Data listing:
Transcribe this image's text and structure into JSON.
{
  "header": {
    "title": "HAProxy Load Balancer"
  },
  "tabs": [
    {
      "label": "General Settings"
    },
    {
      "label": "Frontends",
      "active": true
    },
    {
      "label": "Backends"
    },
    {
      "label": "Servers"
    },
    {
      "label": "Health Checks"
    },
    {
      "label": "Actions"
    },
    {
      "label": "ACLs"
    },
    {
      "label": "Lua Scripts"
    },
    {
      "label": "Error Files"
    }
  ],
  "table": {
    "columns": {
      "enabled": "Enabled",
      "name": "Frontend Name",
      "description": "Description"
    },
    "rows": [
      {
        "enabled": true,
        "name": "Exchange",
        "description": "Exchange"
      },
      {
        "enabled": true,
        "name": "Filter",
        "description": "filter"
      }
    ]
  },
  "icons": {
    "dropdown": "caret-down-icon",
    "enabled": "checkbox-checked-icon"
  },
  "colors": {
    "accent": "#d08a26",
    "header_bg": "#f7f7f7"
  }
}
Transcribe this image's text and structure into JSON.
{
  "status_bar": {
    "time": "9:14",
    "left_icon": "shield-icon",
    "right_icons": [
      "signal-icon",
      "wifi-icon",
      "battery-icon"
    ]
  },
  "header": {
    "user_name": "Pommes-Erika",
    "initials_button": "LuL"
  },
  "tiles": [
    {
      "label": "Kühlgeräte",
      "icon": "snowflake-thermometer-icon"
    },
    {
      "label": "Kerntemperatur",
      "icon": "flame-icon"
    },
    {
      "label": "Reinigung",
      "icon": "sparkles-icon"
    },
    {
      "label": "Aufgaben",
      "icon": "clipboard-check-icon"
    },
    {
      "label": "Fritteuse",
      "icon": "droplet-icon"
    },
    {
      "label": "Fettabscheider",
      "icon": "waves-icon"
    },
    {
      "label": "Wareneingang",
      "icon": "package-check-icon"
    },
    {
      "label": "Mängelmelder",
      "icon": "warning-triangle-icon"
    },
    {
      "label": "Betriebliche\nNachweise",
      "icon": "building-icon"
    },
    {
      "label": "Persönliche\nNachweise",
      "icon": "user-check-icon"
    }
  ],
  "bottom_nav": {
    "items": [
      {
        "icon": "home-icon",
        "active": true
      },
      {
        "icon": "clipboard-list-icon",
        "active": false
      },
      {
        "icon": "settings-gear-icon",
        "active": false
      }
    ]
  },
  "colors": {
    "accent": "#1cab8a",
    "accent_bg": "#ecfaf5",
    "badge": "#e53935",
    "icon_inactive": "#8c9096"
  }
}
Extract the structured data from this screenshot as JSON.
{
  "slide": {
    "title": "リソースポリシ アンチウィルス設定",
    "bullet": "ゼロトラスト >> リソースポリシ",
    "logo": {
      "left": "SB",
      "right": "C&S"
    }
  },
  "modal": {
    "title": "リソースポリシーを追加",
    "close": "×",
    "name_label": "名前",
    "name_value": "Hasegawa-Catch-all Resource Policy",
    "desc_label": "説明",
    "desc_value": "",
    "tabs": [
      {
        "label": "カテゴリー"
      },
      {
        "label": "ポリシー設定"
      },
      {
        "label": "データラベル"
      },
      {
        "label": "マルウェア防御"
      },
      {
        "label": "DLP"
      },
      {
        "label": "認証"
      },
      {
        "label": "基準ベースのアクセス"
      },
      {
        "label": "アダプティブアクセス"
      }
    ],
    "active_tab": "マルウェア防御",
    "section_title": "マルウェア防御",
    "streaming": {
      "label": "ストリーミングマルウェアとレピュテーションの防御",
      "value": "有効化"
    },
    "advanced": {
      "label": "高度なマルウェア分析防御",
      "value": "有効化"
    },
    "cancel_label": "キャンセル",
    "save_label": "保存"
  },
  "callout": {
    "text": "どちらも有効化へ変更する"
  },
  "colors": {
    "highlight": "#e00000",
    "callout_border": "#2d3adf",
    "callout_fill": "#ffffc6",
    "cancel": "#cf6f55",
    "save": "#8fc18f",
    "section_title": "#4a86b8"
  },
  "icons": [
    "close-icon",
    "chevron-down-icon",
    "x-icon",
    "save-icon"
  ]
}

Aim of the task: Write out every line exactly as it stands.

Written solution:
Transcribe this image's text and structure into JSON.
{
  "header": {
    "title": "HAProxy Load Balancer"
  },
  "tabs": [
    {
      "label": "General Settings"
    },
    {
      "label": "Frontends",
      "active": true
    },
    {
      "label": "Backends"
    },
    {
      "label": "Servers"
    },
    {
      "label": "Health Checks"
    },
    {
      "label": "Actions"
    },
    {
      "label": "ACLs"
    },
    {
      "label": "Lua Scripts"
    },
    {
      "label": "Error Files"
    }
  ],
  "table": {
    "columns": {
      "enabled": "Enabled",
      "name": "Frontend Name",
      "description": "Description"
    },
    "rows": [
      {
        "enabled": true,
        "name": "Exchange",
        "description": "Exchange"
      },
      {
        "enabled": true,
        "name": "Filter",
        "description": "filter"
      }
    ]
  },
  "icons": {
    "dropdown": "caret-down-icon",
    "enabled": "checkbox-checked-icon"
  },
  "colors": {
    "accent": "#d08a26",
    "header_bg": "#f7f7f7"
  }
}
Transcribe this image's text and structure into JSON.
{
  "status_bar": {
    "time": "9:14",
    "left_icon": "shield-icon",
    "right_icons": [
      "signal-icon",
      "wifi-icon",
      "battery-icon"
    ]
  },
  "header": {
    "user_name": "Pommes-Erika",
    "initials_button": "LuL"
  },
  "tiles": [
    {
      "label": "Kühlgeräte",
      "icon": "snowflake-thermometer-icon"
    },
    {
      "label": "Kerntemperatur",
      "icon": "flame-icon"
    },
    {
      "label": "Reinigung",
      "icon": "sparkles-icon"
    },
    {
      "label": "Aufgaben",
      "icon": "clipboard-check-icon"
    },
    {
      "label": "Fritteuse",
      "icon": "droplet-icon"
    },
    {
      "label": "Fettabscheider",
      "icon": "waves-icon"
    },
    {
      "label": "Wareneingang",
      "icon": "package-check-icon"
    },
    {
      "label": "Mängelmelder",
      "icon": "warning-triangle-icon"
    },
    {
      "label": "Betriebliche\nNachweise",
      "icon": "building-icon"
    },
    {
      "label": "Persönliche\nNachweise",
      "icon": "user-check-icon"
    }
  ],
  "bottom_nav": {
    "items": [
      {
        "icon": "home-icon",
        "active": true
      },
      {
        "icon": "clipboard-list-icon",
        "active": false
      },
      {
        "icon": "settings-gear-icon",
        "active": false
      }
    ]
  },
  "colors": {
    "accent": "#1cab8a",
    "accent_bg": "#ecfaf5",
    "badge": "#e53935",
    "icon_inactive": "#8c9096"
  }
}
Extract the structured data from this screenshot as JSON.
{
  "slide": {
    "title": "リソースポリシ アンチウィルス設定",
    "bullet": "ゼロトラスト >> リソースポリシ",
    "logo": {
      "left": "SB",
      "right": "C&S"
    }
  },
  "modal": {
    "title": "リソースポリシーを追加",
    "close": "×",
    "name_label": "名前",
    "name_value": "Hasegawa-Catch-all Resource Policy",
    "desc_label": "説明",
    "desc_value": "",
    "tabs": [
      {
        "label": "カテゴリー"
      },
      {
        "label": "ポリシー設定"
      },
      {
        "label": "データラベル"
      },
      {
        "label": "マルウェア防御"
      },
      {
        "label": "DLP"
      },
      {
        "label": "認証"
      },
      {
        "label": "基準ベースのアクセス"
      },
      {
        "label": "アダプティブアクセス"
      }
    ],
    "active_tab": "マルウェア防御",
    "section_title": "マルウェア防御",
    "streaming": {
      "label": "ストリーミングマルウェアとレピュテーションの防御",
      "value": "有効化"
    },
    "advanced": {
      "label": "高度なマルウェア分析防御",
      "value": "有効化"
    },
    "cancel_label": "キャンセル",
    "save_label": "保存"
  },
  "callout": {
    "text": "どちらも有効化へ変更する"
  },
  "colors": {
    "highlight": "#e00000",
    "callout_border": "#2d3adf",
    "callout_fill": "#ffffc6",
    "cancel": "#cf6f55",
    "save": "#8fc18f",
    "section_title": "#4a86b8"
  },
  "icons": [
    "close-icon",
    "chevron-down-icon",
    "x-icon",
    "save-icon"
  ]
}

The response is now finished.